↓↓↓

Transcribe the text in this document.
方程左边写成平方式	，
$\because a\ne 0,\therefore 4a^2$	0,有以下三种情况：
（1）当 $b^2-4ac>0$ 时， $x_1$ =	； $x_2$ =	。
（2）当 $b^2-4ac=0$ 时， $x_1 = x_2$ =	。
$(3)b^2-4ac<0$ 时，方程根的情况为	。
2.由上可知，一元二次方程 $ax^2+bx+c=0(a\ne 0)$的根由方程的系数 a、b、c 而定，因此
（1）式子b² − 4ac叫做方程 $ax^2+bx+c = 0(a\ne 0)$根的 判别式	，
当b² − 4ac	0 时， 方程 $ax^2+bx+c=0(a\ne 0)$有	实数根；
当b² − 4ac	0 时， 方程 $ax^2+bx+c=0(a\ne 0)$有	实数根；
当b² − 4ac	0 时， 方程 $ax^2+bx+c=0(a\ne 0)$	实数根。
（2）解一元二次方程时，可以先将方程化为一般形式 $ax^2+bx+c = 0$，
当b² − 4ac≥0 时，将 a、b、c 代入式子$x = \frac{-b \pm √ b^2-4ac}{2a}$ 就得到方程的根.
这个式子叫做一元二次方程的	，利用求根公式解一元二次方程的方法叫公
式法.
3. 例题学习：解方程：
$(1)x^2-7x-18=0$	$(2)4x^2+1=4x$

↑↑↑

▶ **What you are asked to do**: Extract each line of the listing above, copying it word for word.

▶ **Response to the task**:
Transcribe the text in this document.
方程左边写成平方式	，
$\because a\ne 0,\therefore 4a^2$	0,有以下三种情况：
（1）当 $b^2-4ac>0$ 时， $x_1$ =	； $x_2$ =	。
（2）当 $b^2-4ac=0$ 时， $x_1 = x_2$ =	。
$(3)b^2-4ac<0$ 时，方程根的情况为	。
2.由上可知，一元二次方程 $ax^2+bx+c=0(a\ne 0)$的根由方程的系数 a、b、c 而定，因此
（1）式子b² − 4ac叫做方程 $ax^2+bx+c = 0(a\ne 0)$根的 判别式	，
当b² − 4ac	0 时， 方程 $ax^2+bx+c=0(a\ne 0)$有	实数根；
当b² − 4ac	0 时， 方程 $ax^2+bx+c=0(a\ne 0)$有	实数根；
当b² − 4ac	0 时， 方程 $ax^2+bx+c=0(a\ne 0)$	实数根。
（2）解一元二次方程时，可以先将方程化为一般形式 $ax^2+bx+c = 0$，
当b² − 4ac≥0 时，将 a、b、c 代入式子$x = \frac{-b \pm √ b^2-4ac}{2a}$ 就得到方程的根.
这个式子叫做一元二次方程的	，利用求根公式解一元二次方程的方法叫公
式法.
3. 例题学习：解方程：
$(1)x^2-7x-18=0$	$(2)4x^2+1=4x$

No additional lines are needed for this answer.